— start of SUPPLIED RECORDS —

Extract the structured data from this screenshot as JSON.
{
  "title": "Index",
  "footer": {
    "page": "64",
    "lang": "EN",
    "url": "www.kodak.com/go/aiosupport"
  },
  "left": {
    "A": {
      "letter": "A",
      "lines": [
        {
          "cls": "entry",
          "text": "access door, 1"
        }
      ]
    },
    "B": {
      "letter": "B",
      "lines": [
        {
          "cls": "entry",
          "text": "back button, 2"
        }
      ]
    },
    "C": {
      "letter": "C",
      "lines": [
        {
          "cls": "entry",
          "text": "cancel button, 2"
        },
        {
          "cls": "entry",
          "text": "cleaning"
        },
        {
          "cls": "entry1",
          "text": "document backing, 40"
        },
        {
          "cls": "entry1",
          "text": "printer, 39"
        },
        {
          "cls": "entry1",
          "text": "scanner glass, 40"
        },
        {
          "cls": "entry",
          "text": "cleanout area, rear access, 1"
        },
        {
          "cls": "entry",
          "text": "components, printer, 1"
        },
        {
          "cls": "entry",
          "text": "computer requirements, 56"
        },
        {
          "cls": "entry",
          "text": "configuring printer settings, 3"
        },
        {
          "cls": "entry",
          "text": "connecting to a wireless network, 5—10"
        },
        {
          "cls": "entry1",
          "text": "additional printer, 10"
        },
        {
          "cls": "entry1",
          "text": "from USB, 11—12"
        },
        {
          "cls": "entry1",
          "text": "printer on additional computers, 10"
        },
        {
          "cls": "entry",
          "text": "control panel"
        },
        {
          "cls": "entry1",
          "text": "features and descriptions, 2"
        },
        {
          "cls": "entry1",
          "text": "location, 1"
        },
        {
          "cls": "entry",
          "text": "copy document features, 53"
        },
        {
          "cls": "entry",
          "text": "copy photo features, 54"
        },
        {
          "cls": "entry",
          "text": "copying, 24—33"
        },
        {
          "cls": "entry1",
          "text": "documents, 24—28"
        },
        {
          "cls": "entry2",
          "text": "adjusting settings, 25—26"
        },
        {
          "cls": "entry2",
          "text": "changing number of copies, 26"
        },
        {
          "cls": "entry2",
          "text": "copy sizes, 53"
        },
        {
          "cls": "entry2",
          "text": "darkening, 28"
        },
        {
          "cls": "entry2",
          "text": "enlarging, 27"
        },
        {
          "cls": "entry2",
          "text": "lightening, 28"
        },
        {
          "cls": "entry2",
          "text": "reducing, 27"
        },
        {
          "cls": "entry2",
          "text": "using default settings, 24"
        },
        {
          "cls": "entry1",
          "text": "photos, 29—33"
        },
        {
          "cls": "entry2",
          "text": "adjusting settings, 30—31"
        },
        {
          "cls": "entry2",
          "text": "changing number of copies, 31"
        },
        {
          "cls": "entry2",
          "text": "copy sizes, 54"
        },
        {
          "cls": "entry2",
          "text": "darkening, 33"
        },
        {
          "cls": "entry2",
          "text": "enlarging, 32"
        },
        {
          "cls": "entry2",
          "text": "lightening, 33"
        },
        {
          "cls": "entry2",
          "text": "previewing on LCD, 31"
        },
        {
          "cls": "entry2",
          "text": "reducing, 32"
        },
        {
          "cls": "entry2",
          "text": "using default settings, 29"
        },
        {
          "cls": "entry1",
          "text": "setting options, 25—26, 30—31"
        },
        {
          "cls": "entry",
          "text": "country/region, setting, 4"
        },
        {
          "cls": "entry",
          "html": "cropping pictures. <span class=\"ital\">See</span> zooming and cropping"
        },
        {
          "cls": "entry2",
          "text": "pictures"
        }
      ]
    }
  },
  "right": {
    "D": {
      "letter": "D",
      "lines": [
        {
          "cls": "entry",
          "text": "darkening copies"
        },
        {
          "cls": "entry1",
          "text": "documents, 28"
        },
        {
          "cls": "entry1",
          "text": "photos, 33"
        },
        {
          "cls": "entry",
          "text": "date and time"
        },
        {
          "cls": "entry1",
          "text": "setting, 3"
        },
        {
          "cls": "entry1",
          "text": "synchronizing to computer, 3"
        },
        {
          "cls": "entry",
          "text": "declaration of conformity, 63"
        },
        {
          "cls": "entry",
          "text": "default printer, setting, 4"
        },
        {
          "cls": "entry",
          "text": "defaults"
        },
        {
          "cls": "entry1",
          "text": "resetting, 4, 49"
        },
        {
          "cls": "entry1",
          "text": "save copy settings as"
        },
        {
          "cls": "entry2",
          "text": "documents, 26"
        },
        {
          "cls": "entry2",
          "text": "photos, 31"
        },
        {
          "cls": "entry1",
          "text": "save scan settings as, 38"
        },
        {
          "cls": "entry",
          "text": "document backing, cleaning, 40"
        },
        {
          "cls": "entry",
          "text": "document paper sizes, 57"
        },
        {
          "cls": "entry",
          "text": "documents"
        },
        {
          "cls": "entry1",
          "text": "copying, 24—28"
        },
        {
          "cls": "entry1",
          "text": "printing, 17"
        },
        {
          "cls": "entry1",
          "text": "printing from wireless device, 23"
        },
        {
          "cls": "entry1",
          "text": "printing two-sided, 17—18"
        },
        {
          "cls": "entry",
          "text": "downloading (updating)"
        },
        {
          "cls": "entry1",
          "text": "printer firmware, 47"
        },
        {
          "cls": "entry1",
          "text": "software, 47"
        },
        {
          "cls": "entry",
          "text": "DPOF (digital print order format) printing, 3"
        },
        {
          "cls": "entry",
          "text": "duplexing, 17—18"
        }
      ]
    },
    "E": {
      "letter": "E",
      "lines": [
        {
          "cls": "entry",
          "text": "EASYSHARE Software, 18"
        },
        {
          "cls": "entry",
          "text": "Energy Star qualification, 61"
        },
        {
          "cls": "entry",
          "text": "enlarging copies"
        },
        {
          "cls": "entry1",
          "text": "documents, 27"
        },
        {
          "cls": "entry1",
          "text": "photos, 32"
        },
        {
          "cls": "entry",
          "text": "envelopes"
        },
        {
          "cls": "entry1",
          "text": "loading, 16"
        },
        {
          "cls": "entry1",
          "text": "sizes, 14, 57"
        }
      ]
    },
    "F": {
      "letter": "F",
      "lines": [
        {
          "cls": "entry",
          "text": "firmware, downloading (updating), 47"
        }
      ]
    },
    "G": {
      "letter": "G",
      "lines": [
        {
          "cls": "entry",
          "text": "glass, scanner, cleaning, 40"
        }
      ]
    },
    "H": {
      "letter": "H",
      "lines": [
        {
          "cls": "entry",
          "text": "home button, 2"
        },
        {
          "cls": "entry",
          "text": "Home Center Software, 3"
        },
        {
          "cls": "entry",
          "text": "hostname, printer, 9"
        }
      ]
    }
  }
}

— end of SUPPLIED RECORDS —

= EXERCISE =
Show the lines of the material that contain the word "number".

= EXERCISE OUTPUT =
          "text": "changing number of copies, 26"
          "text": "changing number of copies, 31"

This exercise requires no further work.